[Records contained in a dataset]
━━━━━━━━━━━━━━━━━━━━

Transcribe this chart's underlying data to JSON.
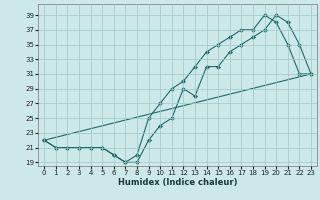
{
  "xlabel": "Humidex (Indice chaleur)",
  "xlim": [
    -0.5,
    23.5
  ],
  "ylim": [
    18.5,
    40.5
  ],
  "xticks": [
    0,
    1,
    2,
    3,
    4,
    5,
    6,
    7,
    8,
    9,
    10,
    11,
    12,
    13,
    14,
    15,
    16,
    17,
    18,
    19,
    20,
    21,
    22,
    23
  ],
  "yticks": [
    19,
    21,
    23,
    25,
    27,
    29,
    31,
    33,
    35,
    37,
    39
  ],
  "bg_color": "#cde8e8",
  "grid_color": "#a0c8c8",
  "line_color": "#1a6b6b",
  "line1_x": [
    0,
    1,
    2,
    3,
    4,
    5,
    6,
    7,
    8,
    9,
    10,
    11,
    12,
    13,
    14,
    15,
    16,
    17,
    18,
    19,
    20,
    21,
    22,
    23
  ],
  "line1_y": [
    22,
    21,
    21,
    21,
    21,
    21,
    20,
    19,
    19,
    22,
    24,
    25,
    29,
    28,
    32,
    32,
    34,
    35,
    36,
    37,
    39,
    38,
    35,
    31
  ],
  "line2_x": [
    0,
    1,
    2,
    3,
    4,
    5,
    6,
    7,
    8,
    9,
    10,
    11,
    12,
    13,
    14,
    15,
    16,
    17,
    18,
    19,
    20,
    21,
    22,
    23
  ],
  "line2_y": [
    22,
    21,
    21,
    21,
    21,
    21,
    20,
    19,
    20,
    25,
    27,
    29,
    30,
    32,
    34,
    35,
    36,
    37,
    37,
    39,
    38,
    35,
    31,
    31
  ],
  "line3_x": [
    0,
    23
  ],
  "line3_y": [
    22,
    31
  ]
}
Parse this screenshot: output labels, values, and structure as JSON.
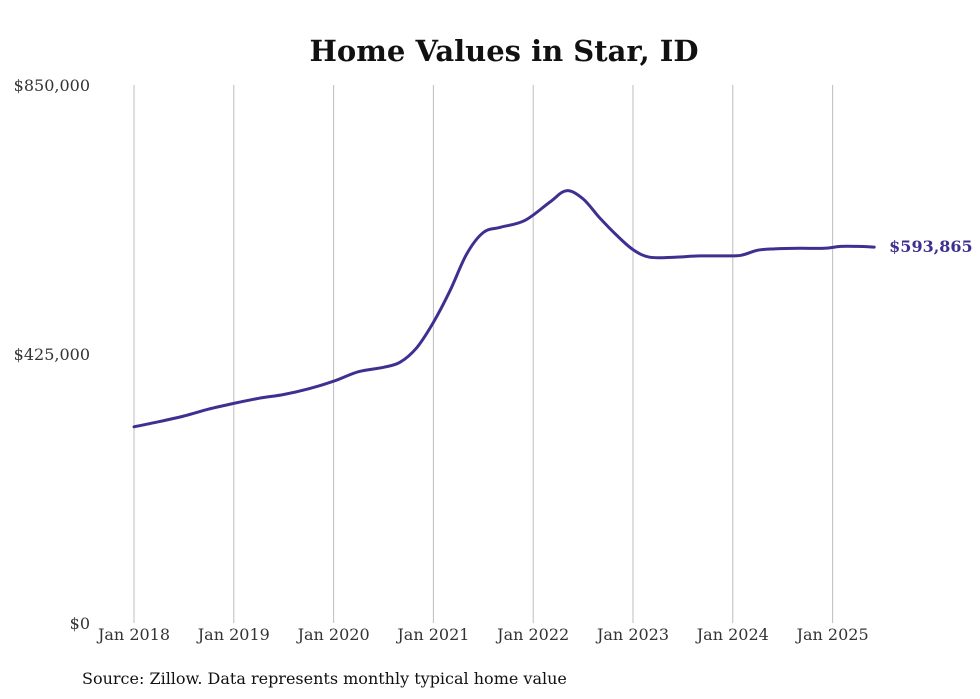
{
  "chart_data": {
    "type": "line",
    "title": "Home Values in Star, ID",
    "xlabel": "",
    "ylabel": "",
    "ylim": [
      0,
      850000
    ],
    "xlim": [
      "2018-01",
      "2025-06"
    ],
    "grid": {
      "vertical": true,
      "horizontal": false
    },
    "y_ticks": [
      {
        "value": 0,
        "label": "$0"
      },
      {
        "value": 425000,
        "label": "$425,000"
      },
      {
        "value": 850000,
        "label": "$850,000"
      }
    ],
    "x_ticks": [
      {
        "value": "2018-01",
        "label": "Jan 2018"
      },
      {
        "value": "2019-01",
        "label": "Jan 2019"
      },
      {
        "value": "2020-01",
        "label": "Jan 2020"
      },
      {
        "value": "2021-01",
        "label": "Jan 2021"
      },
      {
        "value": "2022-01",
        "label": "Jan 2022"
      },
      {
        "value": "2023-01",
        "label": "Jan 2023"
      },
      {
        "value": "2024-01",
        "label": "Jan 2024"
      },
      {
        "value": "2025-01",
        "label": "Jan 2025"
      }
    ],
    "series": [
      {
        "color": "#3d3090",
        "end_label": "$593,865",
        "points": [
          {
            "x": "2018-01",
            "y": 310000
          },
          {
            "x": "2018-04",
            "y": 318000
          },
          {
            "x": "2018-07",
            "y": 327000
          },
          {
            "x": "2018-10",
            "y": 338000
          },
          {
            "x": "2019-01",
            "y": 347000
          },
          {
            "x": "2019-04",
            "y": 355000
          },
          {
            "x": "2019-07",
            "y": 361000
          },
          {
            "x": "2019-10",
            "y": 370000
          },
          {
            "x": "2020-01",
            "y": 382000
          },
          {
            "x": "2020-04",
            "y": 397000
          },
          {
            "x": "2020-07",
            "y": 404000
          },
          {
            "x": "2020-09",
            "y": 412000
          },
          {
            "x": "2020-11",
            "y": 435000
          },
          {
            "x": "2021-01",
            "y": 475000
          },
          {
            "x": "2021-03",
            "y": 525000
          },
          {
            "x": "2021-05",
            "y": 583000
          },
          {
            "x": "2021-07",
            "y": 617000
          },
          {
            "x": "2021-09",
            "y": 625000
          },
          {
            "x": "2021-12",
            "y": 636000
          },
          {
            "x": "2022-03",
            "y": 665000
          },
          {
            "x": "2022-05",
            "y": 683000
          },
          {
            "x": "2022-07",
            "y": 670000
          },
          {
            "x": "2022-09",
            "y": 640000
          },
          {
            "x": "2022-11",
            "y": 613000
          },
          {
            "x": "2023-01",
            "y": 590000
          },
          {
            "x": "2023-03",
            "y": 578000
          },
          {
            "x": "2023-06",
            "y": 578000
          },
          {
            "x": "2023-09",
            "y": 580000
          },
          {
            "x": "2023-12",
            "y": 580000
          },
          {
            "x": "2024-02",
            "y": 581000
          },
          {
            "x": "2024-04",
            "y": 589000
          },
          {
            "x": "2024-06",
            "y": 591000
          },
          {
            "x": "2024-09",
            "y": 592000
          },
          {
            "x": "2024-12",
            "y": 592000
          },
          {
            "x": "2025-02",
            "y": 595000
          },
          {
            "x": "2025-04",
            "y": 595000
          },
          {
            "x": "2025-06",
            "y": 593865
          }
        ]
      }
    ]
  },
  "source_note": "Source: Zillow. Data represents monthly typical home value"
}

━━━━━━━━━━━━━━━━━━━━

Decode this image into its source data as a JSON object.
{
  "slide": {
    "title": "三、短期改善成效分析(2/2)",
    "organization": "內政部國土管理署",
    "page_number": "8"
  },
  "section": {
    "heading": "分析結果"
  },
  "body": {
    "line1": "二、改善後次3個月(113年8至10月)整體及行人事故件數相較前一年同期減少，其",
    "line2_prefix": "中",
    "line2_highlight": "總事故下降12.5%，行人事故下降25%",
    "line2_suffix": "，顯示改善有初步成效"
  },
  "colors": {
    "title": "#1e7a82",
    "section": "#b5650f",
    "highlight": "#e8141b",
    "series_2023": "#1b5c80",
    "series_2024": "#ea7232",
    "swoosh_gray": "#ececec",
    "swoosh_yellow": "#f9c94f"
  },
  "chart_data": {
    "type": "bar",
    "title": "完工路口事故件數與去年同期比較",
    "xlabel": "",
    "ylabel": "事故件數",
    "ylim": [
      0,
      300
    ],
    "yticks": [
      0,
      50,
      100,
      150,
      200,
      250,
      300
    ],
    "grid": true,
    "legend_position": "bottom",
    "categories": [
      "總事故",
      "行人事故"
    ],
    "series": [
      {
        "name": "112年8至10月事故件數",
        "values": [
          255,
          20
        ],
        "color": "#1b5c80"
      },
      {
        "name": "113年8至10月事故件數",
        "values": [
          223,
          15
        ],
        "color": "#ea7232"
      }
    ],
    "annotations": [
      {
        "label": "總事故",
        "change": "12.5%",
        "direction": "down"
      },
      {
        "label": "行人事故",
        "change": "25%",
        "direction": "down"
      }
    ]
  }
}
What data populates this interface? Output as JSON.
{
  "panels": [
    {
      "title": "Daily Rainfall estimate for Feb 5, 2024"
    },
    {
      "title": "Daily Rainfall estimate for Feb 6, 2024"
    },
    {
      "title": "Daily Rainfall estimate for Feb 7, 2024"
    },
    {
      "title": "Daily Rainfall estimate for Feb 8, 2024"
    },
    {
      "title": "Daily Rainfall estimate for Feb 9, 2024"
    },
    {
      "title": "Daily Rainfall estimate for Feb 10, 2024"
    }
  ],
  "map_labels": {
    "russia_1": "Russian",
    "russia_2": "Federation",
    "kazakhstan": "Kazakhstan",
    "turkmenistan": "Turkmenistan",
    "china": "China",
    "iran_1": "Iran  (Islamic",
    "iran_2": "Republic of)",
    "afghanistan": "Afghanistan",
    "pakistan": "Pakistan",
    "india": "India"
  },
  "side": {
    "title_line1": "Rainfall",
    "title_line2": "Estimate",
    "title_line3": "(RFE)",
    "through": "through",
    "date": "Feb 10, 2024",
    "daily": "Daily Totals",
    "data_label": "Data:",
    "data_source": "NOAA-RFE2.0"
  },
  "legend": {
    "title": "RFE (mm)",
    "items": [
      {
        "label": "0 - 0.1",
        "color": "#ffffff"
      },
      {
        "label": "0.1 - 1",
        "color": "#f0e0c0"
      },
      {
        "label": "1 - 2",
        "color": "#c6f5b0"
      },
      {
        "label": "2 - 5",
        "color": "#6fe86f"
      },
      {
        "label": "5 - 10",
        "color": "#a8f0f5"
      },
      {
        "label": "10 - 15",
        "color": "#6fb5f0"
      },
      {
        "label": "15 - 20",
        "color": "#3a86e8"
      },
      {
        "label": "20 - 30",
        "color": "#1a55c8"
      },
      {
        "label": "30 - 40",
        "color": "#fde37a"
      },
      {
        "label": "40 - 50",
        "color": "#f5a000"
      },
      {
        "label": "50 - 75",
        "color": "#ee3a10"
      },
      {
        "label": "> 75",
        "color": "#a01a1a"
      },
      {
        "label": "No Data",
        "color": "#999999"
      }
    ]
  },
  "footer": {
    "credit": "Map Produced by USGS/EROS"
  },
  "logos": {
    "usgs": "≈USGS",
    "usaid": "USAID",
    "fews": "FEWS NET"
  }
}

━━━━━━━━━━━━━━━━━━━━

[EXERCISE DESCRIPTION] Read through the entries and copy every line that includes "Rainfall".

[THE RESPONSE]
      "title": "Daily Rainfall estimate for Feb 5, 2024"
      "title": "Daily Rainfall estimate for Feb 6, 2024"
      "title": "Daily Rainfall estimate for Feb 7, 2024"
      "title": "Daily Rainfall estimate for Feb 8, 2024"
      "title": "Daily Rainfall estimate for Feb 9, 2024"
      "title": "Daily Rainfall estimate for Feb 10, 2024"
    "title_line1": "Rainfall",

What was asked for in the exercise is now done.